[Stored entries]

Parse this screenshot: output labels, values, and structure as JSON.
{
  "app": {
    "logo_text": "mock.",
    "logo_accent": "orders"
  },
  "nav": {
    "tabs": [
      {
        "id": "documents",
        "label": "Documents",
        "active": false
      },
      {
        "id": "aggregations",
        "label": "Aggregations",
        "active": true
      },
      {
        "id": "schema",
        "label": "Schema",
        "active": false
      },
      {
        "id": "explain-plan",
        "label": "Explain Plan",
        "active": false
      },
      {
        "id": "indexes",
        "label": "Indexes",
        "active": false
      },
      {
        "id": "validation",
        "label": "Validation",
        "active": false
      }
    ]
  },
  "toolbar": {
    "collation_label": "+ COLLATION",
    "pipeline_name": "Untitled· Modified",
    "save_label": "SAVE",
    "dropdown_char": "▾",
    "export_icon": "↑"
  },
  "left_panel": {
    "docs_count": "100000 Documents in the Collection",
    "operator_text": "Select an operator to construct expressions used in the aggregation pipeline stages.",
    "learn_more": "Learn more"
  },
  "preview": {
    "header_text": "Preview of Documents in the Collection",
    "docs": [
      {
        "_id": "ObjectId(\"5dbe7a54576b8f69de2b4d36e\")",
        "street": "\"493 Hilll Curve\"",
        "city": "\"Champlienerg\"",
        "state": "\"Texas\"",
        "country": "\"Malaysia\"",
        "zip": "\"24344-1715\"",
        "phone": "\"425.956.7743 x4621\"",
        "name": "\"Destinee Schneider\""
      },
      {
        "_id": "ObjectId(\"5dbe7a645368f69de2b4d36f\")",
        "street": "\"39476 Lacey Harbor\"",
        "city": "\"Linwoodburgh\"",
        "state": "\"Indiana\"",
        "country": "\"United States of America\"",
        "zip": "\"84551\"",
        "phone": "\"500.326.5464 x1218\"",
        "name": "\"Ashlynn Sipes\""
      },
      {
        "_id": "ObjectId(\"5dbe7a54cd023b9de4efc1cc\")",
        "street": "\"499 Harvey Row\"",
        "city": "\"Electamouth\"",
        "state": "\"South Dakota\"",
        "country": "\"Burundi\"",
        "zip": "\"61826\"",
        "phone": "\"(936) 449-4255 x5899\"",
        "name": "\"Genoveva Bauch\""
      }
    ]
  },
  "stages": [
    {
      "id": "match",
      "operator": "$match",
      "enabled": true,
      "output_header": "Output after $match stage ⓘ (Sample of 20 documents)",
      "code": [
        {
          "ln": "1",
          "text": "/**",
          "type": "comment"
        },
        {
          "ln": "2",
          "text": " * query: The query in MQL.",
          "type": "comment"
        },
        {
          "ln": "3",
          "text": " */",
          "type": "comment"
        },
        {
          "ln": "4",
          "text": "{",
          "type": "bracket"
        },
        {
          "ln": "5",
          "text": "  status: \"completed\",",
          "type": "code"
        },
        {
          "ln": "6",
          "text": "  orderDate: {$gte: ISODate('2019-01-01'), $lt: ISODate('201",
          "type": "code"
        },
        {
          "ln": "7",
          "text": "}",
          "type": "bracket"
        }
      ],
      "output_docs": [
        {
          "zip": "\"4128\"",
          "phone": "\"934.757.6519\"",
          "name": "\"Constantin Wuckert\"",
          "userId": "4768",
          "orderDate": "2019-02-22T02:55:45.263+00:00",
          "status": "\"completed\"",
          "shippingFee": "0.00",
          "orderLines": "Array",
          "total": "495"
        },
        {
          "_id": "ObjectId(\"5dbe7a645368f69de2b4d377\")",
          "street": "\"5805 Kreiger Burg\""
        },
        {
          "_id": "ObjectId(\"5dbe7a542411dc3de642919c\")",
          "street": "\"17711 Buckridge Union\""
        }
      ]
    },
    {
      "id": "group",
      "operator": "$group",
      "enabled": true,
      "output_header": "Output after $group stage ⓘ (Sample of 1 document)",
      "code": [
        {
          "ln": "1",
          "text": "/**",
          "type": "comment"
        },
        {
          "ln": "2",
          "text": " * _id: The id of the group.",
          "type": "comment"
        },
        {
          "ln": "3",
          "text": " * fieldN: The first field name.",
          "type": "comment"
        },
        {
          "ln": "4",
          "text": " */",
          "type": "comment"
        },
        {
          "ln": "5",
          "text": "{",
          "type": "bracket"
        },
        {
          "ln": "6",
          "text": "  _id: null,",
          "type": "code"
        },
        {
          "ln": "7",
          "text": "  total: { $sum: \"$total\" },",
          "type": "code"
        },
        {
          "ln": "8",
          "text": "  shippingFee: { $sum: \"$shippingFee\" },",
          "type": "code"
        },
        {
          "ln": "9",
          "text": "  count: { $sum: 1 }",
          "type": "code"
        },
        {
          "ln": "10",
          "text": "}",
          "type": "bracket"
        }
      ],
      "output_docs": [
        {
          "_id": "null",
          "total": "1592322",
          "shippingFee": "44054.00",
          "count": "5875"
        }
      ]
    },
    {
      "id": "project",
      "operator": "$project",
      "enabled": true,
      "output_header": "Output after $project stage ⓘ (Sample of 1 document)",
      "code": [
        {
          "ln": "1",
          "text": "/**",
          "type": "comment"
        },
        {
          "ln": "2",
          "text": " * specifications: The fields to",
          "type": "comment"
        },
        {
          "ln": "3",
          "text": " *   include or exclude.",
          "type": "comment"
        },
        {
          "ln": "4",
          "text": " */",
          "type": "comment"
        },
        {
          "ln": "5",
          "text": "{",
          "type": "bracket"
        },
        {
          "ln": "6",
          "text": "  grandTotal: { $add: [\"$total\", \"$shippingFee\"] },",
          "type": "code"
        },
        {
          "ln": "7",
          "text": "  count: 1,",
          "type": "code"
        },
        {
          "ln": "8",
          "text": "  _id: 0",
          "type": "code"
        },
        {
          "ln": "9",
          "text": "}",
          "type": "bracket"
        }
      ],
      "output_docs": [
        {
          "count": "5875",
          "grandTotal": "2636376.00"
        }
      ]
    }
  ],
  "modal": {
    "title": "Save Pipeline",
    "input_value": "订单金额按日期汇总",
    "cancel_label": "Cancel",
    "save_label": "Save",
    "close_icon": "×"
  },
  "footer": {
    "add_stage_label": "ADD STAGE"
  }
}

What you are asked to do –
Which lines contain "Collection"? Show each of them.

Reply to the exercise –
    "docs_count": "100000 Documents in the Collection",
    "header_text": "Preview of Documents in the Collection",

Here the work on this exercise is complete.